=== Information provided ===

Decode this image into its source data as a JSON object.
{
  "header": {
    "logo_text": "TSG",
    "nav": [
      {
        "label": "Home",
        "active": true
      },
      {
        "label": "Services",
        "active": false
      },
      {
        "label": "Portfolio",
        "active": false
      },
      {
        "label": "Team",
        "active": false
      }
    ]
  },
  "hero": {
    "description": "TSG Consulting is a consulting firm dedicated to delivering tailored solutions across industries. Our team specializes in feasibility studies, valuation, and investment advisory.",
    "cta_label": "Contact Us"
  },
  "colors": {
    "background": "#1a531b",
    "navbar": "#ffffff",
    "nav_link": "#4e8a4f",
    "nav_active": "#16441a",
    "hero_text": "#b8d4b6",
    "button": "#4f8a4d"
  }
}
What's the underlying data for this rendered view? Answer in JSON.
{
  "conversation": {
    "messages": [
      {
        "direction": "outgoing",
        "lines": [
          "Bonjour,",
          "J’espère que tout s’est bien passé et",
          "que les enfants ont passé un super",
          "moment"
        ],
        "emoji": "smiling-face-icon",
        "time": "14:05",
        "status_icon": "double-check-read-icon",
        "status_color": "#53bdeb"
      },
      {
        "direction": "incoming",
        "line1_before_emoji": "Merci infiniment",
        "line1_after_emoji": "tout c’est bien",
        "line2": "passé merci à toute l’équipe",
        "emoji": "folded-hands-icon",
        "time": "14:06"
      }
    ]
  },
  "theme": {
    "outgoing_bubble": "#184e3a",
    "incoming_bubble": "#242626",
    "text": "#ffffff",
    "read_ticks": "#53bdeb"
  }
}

===

• _To do_:
Find every line that has "this" in it, then return those lines.

• _Answer to the task_:
Decode this image into its source data as a JSON object.
What's the underlying data for this rendered view? Answer in JSON.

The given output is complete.